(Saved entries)
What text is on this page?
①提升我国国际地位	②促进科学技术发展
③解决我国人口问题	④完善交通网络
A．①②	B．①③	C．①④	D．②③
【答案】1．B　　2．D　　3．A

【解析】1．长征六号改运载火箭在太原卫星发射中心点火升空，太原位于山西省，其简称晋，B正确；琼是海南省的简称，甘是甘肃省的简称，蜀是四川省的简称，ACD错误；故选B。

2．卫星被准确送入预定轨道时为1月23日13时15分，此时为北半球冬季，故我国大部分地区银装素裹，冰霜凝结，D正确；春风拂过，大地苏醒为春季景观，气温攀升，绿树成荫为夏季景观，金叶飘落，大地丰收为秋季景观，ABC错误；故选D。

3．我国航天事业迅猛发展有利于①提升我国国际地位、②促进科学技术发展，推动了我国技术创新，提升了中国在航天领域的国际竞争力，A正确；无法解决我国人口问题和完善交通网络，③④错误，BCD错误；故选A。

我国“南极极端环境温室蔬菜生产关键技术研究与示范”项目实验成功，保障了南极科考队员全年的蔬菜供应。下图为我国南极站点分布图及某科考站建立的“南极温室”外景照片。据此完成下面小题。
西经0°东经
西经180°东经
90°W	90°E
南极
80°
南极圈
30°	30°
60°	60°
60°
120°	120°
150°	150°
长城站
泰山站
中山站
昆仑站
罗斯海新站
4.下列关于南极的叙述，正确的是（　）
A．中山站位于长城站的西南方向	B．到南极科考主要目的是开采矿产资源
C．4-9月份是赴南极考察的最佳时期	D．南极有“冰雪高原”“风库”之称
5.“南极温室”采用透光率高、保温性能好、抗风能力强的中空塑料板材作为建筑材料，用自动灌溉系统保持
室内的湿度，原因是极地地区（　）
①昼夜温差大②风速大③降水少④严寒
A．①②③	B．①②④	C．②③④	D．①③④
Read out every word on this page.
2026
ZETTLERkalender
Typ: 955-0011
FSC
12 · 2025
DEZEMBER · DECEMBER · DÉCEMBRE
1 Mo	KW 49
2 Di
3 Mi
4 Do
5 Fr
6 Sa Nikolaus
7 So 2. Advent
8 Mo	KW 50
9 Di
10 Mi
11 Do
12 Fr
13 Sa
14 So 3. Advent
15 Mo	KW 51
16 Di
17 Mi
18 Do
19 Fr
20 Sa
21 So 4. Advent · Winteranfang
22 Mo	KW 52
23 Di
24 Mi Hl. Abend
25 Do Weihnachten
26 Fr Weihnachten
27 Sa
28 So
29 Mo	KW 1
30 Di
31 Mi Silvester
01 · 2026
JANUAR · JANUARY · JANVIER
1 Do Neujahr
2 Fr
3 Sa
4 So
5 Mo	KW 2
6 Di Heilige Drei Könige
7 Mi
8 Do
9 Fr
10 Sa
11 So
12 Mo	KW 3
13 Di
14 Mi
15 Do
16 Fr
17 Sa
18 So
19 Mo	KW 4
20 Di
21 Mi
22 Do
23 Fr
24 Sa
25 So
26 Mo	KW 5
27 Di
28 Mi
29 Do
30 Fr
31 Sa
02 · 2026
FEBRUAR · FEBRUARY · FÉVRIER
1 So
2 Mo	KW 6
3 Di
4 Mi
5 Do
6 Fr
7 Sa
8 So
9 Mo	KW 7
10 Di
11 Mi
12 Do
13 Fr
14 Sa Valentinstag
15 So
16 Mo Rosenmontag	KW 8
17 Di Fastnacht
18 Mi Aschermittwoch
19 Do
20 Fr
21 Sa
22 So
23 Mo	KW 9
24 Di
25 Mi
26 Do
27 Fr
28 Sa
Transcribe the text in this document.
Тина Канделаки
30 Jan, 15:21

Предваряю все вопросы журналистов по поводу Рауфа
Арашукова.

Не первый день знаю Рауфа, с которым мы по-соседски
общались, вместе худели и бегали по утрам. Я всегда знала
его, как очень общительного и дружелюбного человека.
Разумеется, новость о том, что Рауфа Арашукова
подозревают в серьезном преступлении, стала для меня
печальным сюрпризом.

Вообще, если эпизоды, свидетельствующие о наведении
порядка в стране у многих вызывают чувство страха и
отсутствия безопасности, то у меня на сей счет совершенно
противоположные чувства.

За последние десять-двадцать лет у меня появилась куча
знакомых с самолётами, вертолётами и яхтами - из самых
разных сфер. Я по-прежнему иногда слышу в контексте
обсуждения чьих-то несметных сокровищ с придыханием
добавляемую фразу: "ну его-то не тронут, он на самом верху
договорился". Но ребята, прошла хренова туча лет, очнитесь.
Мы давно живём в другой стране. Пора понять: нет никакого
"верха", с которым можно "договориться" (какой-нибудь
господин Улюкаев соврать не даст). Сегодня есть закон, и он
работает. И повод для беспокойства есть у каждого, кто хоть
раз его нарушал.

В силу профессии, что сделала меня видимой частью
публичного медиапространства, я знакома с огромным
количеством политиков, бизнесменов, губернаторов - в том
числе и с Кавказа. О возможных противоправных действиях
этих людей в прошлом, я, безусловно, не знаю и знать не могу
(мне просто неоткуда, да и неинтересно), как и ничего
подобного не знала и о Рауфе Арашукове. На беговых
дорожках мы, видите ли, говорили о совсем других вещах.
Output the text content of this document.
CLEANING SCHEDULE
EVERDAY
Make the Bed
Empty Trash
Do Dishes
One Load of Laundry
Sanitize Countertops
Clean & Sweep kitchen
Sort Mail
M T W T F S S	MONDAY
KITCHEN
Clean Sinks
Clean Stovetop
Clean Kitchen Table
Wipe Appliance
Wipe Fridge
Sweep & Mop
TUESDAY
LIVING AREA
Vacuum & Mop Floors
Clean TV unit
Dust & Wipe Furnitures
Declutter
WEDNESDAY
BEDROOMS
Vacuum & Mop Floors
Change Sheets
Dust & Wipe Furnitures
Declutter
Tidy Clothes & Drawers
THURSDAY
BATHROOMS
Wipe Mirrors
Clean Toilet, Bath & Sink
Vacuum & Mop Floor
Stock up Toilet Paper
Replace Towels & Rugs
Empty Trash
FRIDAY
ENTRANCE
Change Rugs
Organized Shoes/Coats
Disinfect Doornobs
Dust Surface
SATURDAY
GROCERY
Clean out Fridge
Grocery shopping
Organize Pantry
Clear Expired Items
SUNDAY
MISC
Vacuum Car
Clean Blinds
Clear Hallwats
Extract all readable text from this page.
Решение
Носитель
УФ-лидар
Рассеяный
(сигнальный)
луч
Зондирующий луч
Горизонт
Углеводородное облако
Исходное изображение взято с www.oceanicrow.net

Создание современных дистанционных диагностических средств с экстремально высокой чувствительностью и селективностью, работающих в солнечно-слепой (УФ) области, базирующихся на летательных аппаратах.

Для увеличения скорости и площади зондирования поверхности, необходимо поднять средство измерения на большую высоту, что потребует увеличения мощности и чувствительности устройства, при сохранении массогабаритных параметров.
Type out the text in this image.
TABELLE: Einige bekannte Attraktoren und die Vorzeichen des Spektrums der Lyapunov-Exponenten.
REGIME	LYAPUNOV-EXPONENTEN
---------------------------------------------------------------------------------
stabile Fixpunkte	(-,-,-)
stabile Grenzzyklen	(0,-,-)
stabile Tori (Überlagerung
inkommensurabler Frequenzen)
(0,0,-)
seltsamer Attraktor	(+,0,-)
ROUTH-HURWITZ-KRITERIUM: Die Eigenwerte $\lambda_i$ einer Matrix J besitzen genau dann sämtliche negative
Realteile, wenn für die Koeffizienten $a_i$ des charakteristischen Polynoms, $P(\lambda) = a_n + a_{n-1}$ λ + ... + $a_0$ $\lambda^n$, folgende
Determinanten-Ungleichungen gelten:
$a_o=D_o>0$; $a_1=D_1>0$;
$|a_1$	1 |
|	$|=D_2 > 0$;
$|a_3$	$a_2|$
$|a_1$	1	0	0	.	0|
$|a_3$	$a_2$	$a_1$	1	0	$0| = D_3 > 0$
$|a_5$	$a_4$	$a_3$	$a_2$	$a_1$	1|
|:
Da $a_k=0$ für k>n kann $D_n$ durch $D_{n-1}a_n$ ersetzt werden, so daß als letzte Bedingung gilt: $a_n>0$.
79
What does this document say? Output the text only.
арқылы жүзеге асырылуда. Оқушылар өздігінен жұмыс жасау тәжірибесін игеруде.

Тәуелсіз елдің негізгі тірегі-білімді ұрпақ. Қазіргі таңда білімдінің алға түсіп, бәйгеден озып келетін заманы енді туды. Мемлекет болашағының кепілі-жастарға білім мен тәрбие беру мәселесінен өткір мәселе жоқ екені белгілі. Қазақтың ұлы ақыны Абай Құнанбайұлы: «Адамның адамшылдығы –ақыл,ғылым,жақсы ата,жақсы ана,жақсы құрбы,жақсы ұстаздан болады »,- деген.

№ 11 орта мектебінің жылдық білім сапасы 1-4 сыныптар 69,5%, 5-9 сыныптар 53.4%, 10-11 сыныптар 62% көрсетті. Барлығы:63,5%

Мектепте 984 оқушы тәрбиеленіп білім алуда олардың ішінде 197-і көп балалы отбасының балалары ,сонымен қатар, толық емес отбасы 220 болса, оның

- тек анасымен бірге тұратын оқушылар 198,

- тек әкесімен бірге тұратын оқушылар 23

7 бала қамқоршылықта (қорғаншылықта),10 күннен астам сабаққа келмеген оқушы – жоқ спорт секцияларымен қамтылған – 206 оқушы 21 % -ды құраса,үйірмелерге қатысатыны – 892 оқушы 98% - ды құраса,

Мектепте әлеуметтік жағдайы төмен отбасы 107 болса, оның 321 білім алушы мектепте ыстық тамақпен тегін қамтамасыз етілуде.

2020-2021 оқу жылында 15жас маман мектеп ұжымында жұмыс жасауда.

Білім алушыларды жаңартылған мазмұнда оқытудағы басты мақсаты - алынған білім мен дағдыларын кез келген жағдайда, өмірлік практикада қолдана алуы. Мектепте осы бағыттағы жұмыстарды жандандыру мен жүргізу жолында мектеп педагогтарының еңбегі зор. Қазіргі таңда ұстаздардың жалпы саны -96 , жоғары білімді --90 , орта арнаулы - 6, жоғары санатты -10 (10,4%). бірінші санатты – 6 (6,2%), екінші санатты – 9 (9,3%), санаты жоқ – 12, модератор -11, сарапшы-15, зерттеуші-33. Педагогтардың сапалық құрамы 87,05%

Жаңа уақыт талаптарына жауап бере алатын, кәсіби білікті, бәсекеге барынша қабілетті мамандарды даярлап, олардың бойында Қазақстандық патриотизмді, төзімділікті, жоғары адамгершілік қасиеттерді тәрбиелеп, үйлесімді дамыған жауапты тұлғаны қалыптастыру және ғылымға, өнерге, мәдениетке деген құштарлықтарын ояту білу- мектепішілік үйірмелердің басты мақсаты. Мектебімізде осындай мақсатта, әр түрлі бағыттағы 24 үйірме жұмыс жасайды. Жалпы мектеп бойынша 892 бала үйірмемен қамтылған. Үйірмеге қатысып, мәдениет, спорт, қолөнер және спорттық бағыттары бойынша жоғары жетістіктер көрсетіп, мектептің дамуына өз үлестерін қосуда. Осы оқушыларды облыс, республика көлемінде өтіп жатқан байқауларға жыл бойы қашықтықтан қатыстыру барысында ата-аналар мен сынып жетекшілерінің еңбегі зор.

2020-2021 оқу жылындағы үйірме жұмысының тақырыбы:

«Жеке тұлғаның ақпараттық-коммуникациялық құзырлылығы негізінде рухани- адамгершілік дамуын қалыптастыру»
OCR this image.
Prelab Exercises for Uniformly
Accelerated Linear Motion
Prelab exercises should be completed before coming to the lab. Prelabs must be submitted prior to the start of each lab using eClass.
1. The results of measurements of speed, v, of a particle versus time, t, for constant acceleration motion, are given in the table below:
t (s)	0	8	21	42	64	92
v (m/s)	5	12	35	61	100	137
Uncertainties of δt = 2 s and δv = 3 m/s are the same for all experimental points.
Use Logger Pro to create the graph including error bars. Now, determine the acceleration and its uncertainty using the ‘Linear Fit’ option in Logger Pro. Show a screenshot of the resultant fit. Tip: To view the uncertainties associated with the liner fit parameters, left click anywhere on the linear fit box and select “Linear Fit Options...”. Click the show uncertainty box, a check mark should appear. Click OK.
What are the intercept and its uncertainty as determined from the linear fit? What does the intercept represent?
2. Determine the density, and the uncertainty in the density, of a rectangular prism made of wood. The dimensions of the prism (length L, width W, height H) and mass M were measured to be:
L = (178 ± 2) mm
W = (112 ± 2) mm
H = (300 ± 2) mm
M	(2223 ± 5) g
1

## SET EXERCISE
Go through the listing above and list every line that has the word "отбасы".

## COMPLETE OUTPUT
Мектепте 984 оқушы тәрбиеленіп білім алуда олардың ішінде 197-і көп балалы отбасының балалары ,сонымен қатар, толық емес отбасы 220 болса, оның
Мектепте әлеуметтік жағдайы төмен отбасы 107 болса, оның 321 білім алушы мектепте ыстық тамақпен тегін қамтамасыз етілуде.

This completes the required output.